• Work required
Copy, in full, each line of the material that holds the word "survival".
[Start of Supplied information]
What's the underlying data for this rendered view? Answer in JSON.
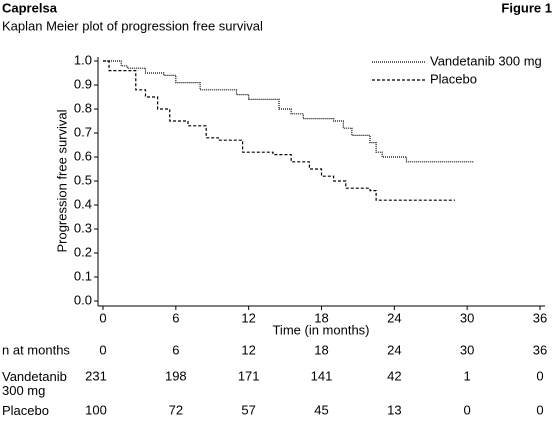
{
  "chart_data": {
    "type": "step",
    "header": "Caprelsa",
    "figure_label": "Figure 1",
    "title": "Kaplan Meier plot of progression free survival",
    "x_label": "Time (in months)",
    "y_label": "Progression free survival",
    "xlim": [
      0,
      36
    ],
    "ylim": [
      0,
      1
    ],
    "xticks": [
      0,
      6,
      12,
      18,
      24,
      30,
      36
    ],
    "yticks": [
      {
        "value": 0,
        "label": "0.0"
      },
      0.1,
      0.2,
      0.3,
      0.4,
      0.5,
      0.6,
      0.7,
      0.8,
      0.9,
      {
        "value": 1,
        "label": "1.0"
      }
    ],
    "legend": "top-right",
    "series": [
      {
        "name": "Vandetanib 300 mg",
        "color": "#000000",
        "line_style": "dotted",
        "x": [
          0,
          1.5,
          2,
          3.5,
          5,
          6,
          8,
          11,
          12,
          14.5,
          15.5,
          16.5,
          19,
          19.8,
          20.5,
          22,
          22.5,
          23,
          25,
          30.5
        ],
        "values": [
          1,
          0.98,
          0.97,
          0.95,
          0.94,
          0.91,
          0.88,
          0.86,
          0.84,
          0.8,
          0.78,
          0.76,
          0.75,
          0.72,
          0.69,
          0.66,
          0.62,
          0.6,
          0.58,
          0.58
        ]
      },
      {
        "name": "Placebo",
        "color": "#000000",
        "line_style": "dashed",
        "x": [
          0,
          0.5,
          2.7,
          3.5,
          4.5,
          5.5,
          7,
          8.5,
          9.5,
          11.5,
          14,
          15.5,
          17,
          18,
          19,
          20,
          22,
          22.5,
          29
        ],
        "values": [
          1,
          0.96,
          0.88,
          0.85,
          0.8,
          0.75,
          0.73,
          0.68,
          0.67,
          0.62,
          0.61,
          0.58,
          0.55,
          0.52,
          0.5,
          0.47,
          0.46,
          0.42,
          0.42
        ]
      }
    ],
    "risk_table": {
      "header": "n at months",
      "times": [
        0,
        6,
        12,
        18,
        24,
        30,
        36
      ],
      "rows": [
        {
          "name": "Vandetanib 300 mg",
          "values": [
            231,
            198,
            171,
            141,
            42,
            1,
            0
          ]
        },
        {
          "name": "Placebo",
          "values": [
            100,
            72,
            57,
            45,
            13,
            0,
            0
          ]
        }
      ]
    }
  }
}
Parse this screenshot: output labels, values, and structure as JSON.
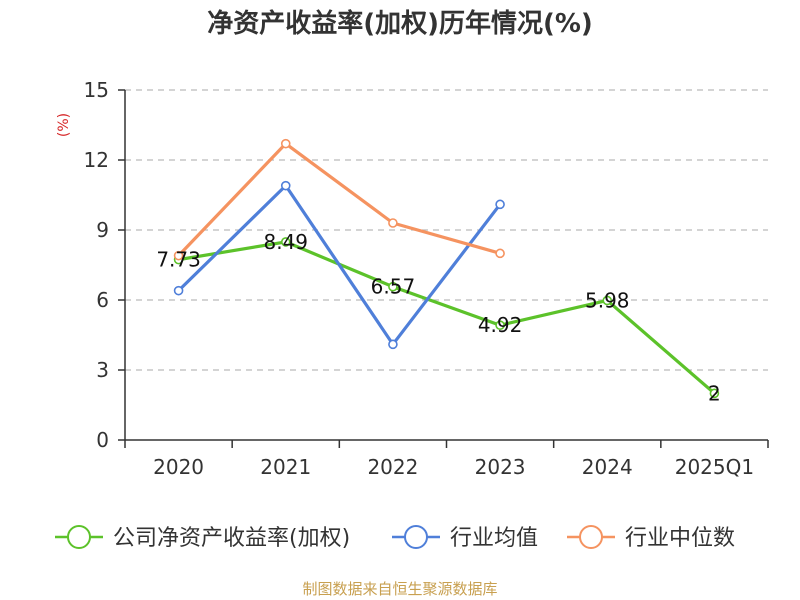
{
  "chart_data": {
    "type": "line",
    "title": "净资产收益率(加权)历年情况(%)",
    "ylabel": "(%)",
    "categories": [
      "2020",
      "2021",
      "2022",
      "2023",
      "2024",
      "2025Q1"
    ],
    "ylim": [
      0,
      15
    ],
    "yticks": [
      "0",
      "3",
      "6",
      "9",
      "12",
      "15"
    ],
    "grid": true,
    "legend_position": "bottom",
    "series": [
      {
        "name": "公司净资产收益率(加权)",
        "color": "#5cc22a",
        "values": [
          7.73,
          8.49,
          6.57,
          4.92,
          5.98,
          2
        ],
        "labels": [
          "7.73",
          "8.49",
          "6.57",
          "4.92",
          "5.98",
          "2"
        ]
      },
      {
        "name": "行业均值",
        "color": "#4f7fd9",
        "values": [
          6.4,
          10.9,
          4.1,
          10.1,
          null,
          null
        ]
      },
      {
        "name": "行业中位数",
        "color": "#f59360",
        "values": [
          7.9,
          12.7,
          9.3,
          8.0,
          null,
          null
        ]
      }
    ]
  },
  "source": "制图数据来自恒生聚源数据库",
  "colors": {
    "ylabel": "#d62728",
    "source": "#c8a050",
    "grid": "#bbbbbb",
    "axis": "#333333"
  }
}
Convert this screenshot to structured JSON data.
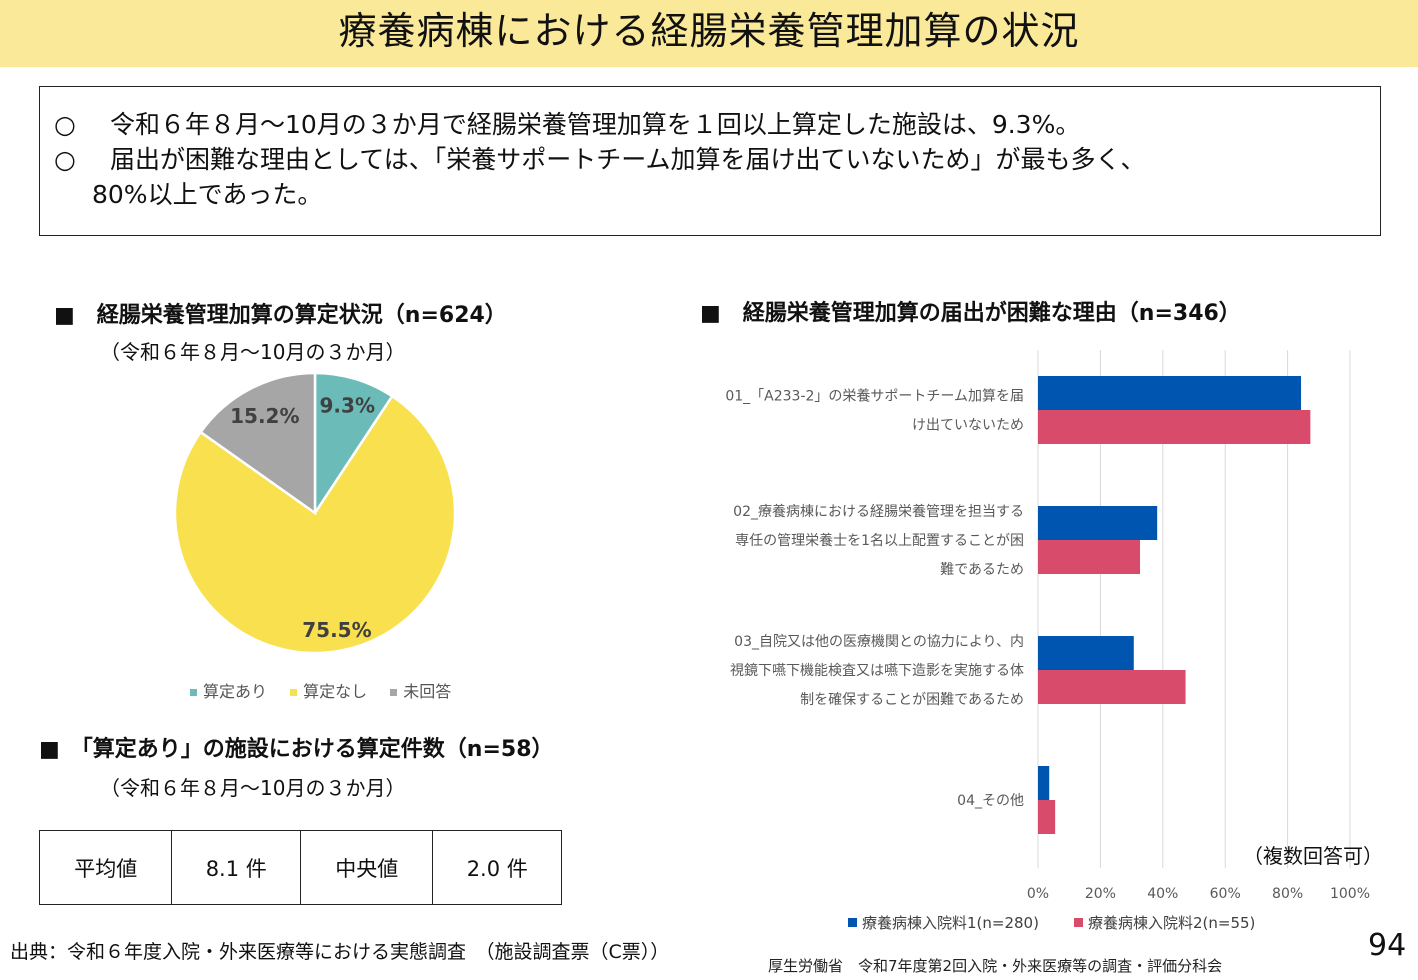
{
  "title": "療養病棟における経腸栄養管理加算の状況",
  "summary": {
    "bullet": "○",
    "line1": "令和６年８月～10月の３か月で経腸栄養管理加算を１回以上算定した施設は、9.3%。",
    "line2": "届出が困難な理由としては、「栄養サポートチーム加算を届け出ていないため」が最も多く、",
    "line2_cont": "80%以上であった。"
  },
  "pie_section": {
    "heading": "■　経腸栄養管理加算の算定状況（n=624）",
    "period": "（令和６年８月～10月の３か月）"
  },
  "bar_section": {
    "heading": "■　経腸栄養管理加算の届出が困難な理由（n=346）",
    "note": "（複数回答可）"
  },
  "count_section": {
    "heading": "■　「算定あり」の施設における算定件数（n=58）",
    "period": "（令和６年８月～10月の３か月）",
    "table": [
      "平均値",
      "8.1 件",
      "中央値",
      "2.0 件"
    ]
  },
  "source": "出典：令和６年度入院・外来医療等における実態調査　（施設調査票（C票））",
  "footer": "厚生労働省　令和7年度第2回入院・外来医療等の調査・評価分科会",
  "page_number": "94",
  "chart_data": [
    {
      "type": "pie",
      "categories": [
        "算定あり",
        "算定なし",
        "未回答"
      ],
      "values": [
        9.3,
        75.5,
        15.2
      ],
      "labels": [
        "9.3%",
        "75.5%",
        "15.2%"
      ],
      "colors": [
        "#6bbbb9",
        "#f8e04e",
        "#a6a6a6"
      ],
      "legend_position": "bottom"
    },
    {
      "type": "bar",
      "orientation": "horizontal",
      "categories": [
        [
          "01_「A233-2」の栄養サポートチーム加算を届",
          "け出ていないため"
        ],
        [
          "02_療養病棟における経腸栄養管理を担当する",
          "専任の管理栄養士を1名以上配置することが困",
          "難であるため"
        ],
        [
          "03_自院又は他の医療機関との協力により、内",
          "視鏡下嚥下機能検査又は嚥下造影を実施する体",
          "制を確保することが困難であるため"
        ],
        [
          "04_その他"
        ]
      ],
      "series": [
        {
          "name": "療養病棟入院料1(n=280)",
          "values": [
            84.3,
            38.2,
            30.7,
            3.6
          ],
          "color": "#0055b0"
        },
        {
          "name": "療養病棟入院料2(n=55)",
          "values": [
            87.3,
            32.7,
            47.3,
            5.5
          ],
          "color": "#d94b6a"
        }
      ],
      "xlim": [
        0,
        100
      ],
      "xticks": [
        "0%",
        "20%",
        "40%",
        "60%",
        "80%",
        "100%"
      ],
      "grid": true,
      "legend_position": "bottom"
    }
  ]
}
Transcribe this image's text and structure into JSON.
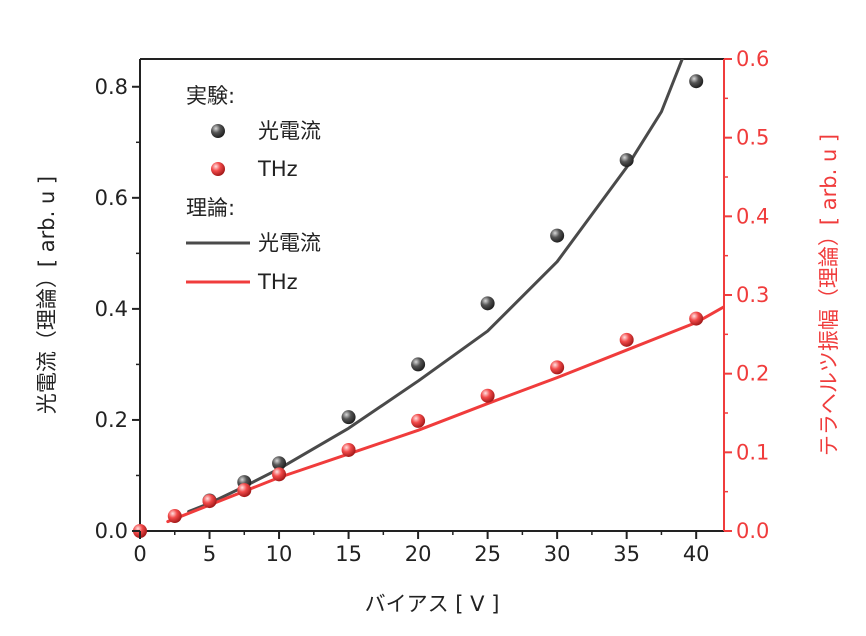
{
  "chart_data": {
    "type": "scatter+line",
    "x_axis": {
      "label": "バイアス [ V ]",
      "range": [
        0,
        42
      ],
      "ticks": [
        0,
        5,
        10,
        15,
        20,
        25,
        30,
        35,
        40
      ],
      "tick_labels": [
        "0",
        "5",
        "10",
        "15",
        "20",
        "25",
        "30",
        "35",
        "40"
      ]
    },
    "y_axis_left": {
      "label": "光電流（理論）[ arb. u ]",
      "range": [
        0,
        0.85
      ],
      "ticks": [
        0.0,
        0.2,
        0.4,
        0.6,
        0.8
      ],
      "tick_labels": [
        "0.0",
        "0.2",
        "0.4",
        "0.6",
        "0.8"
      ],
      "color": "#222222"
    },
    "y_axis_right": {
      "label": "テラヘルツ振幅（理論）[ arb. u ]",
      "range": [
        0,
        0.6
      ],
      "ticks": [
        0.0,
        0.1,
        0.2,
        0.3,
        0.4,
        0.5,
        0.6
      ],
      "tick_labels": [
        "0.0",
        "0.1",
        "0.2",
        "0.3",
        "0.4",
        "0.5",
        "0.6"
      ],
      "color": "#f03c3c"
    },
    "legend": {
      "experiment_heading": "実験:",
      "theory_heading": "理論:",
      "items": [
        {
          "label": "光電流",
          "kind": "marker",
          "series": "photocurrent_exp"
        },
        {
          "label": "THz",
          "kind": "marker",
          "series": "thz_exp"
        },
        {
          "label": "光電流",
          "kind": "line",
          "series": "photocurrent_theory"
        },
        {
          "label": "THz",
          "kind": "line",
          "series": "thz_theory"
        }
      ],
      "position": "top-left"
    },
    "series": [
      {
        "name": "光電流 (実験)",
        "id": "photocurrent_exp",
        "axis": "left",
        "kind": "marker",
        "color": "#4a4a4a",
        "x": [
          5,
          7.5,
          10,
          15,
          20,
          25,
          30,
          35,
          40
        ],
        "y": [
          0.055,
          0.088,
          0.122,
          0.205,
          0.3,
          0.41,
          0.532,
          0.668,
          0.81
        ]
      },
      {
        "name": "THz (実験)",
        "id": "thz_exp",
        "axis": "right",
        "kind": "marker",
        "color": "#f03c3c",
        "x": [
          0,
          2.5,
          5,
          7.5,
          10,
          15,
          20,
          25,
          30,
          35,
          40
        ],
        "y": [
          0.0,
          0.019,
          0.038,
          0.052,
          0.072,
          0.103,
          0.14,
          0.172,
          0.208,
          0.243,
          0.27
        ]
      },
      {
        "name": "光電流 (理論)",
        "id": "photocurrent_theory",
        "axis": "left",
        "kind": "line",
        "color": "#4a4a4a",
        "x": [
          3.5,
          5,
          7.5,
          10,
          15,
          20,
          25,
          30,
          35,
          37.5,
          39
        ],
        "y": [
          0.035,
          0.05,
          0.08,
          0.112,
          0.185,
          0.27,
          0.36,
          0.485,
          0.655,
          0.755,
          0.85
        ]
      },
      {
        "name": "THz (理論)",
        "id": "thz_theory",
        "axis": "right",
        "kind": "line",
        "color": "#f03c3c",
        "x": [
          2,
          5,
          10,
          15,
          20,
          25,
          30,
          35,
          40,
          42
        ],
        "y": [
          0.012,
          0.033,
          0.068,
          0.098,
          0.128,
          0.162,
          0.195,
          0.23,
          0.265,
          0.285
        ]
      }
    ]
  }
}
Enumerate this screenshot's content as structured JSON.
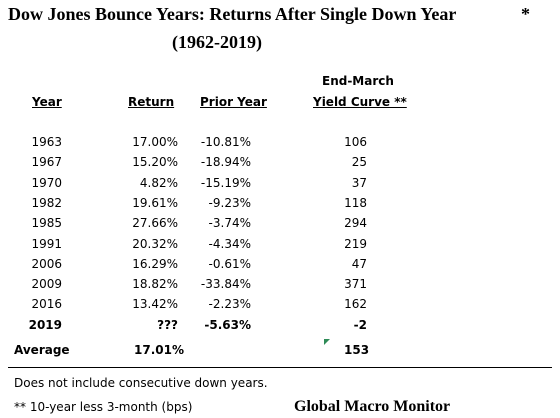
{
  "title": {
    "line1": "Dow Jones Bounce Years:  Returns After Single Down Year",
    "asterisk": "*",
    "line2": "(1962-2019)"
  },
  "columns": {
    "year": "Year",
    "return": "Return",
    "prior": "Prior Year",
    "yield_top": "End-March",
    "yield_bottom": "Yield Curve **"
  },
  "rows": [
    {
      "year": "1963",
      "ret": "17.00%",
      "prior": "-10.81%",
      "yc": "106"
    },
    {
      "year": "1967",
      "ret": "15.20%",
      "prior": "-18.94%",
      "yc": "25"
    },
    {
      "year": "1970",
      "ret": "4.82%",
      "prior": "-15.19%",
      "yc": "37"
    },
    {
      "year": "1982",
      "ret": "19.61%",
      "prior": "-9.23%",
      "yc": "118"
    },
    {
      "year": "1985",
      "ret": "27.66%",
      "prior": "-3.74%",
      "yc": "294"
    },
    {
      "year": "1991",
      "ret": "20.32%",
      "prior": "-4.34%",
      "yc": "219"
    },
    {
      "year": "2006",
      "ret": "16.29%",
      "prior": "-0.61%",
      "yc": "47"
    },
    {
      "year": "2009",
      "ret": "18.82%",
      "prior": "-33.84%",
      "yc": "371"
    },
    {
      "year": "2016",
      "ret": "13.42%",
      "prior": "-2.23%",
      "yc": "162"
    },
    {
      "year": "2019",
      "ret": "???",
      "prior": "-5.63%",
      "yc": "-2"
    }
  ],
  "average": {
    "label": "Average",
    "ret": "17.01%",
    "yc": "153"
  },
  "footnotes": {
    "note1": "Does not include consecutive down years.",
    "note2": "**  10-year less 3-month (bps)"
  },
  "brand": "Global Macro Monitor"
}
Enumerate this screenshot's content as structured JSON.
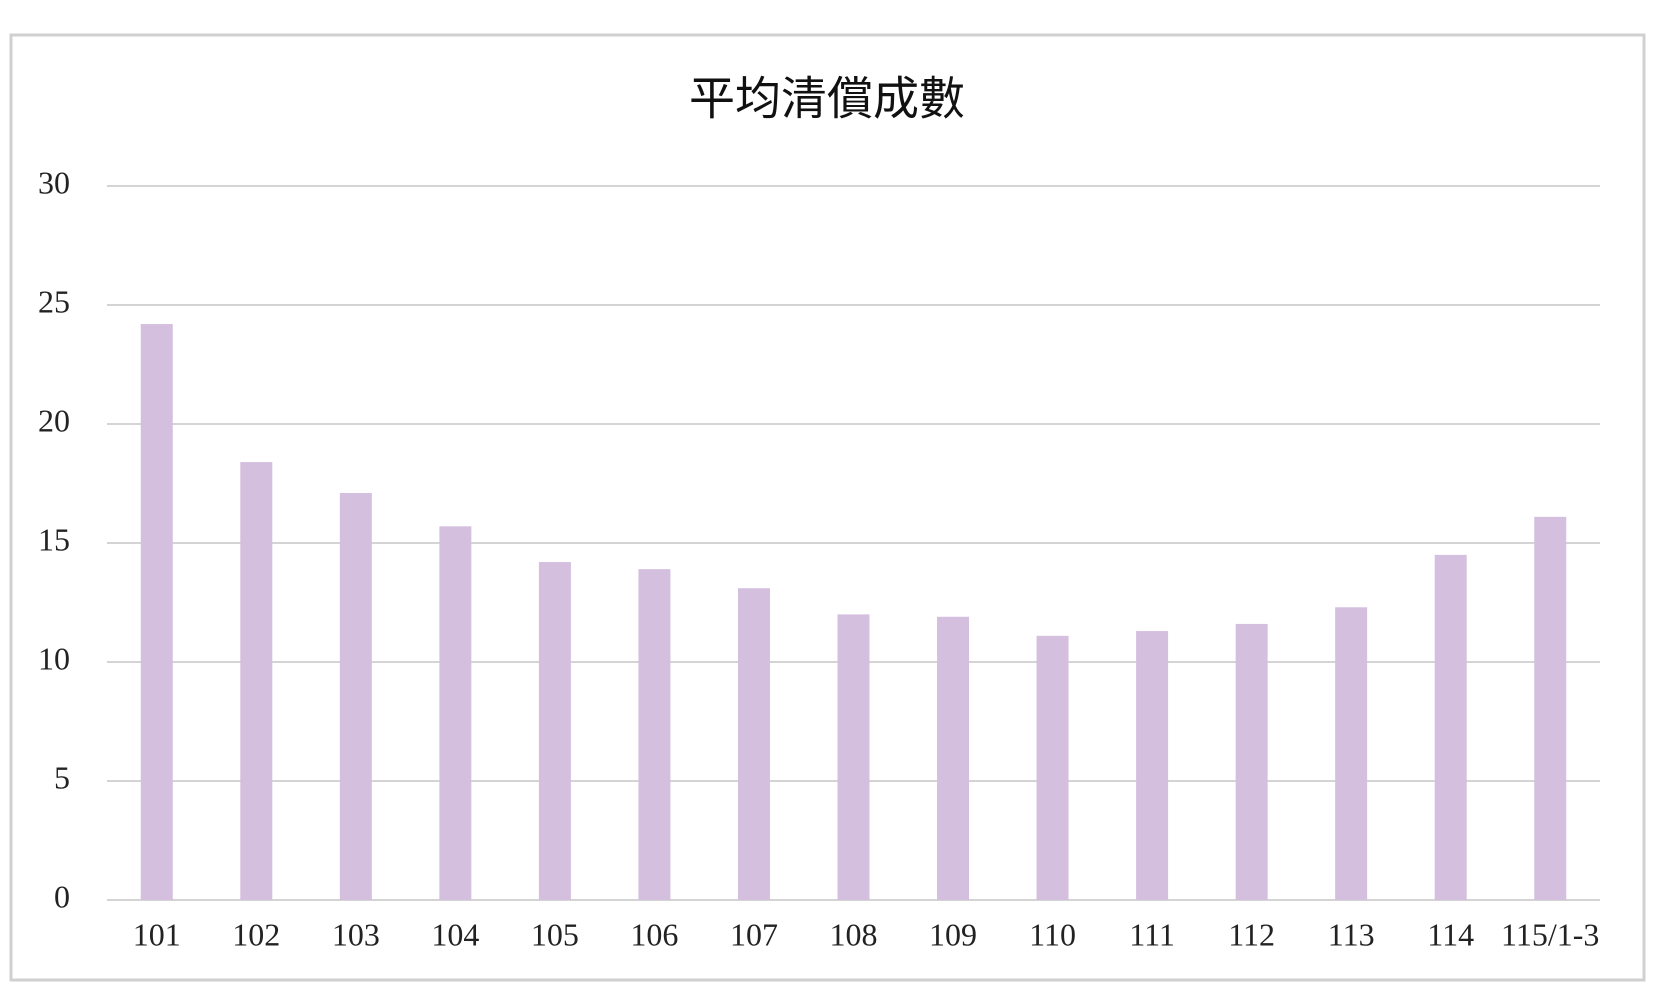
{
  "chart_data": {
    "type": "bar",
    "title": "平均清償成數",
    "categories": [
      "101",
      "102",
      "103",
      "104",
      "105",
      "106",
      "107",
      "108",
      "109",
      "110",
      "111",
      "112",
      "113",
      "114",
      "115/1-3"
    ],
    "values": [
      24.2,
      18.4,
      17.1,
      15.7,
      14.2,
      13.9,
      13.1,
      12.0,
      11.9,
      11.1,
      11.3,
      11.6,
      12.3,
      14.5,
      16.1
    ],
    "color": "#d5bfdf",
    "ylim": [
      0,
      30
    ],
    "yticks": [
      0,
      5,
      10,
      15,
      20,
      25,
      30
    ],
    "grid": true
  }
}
[End of Supplied information]
• Response below
    "title": "Kaplan Meier plot of progression free survival",
    "y_label": "Progression free survival",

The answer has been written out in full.